▶ [WHAT IS BEING ASKED]
Return, unchanged, the data entry lines below, from the first line through the line with "number-input[interactable]: 20 <box>727".

Data entries:
___
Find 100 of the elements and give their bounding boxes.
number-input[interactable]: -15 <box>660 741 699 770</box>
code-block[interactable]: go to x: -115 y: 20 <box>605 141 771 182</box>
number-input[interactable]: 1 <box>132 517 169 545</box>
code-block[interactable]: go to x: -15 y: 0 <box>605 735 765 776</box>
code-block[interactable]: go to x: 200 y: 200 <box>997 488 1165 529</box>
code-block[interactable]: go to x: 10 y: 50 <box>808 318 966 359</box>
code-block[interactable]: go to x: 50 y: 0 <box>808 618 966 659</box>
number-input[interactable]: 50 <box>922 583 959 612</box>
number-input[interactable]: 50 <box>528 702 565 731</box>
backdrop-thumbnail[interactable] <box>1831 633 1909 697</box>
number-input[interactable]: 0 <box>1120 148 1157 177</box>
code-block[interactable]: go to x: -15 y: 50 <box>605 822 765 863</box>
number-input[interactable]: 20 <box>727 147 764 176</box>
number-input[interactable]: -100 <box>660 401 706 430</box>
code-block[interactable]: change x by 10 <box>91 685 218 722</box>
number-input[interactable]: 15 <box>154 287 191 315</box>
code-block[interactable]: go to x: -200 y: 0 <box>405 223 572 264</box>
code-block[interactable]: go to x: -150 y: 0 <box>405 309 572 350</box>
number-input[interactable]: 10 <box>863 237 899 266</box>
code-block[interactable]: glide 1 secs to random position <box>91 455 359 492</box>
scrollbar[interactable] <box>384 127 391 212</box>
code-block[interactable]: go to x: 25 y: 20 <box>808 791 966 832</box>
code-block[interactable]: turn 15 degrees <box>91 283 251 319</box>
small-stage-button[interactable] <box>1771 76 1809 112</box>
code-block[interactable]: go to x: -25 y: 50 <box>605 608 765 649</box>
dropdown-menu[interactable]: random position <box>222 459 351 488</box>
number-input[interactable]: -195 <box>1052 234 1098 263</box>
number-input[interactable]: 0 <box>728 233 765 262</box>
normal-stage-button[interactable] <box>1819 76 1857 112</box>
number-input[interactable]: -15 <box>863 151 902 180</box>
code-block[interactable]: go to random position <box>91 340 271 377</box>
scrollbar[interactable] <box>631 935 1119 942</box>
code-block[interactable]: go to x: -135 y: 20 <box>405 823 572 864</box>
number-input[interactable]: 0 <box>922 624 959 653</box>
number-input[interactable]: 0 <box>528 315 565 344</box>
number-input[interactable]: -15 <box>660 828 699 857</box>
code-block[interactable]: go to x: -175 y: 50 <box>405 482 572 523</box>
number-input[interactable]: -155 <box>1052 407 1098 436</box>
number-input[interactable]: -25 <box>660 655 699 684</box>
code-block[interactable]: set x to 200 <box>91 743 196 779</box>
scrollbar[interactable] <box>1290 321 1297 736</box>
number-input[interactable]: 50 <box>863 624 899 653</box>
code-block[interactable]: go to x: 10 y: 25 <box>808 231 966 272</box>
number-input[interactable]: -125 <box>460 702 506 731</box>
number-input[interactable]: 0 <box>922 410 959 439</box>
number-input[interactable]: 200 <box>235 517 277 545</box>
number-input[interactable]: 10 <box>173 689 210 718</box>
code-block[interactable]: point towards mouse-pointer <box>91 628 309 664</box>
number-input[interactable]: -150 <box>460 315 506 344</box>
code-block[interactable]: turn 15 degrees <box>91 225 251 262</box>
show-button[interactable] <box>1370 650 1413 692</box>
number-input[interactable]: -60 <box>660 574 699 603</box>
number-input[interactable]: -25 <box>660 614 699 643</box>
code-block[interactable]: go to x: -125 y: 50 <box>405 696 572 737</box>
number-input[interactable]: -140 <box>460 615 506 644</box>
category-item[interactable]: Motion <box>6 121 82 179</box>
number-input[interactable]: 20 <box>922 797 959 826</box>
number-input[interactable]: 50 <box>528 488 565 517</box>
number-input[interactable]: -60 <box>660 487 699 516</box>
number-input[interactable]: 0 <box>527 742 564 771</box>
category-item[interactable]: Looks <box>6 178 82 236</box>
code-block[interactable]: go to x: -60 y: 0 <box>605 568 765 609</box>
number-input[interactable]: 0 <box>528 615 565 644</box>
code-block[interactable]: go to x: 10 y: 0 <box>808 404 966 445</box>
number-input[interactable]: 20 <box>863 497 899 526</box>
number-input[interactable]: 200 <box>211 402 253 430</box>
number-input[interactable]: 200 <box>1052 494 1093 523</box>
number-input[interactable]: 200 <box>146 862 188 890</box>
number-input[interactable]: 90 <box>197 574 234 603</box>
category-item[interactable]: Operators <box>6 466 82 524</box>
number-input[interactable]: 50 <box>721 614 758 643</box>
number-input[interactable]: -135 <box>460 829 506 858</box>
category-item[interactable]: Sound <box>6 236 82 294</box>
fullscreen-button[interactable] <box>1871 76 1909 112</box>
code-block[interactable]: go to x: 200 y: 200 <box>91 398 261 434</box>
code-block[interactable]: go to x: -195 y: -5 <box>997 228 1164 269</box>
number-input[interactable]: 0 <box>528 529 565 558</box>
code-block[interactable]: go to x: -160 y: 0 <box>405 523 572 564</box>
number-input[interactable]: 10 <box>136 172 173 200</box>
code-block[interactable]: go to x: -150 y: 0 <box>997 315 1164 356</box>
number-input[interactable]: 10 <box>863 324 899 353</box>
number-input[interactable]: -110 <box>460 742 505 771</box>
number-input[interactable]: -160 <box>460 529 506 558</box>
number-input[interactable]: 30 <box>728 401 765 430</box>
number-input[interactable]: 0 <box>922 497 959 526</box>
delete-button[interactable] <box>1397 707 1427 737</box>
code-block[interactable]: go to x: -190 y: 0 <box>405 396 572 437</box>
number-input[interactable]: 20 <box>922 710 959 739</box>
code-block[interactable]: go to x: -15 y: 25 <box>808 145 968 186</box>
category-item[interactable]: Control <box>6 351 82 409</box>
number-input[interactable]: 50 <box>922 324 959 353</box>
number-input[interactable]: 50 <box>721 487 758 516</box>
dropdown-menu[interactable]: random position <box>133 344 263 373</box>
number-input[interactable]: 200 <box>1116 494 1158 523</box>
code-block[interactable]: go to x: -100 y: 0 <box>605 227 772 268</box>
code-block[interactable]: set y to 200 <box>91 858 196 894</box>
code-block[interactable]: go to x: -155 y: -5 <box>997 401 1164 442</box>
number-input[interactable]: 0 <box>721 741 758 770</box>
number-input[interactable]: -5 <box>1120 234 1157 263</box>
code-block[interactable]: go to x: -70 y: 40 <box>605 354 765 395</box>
___
▶ [WORKED SOLUTION]
Find 100 of the elements and give their bounding boxes.
number-input[interactable]: -15 <box>660 741 699 770</box>
code-block[interactable]: go to x: -115 y: 20 <box>605 141 771 182</box>
number-input[interactable]: 1 <box>132 517 169 545</box>
code-block[interactable]: go to x: -15 y: 0 <box>605 735 765 776</box>
code-block[interactable]: go to x: 200 y: 200 <box>997 488 1165 529</box>
code-block[interactable]: go to x: 10 y: 50 <box>808 318 966 359</box>
code-block[interactable]: go to x: 50 y: 0 <box>808 618 966 659</box>
number-input[interactable]: 50 <box>922 583 959 612</box>
number-input[interactable]: 50 <box>528 702 565 731</box>
backdrop-thumbnail[interactable] <box>1831 633 1909 697</box>
number-input[interactable]: 0 <box>1120 148 1157 177</box>
code-block[interactable]: go to x: -15 y: 50 <box>605 822 765 863</box>
number-input[interactable]: 20 <box>727 147 764 176</box>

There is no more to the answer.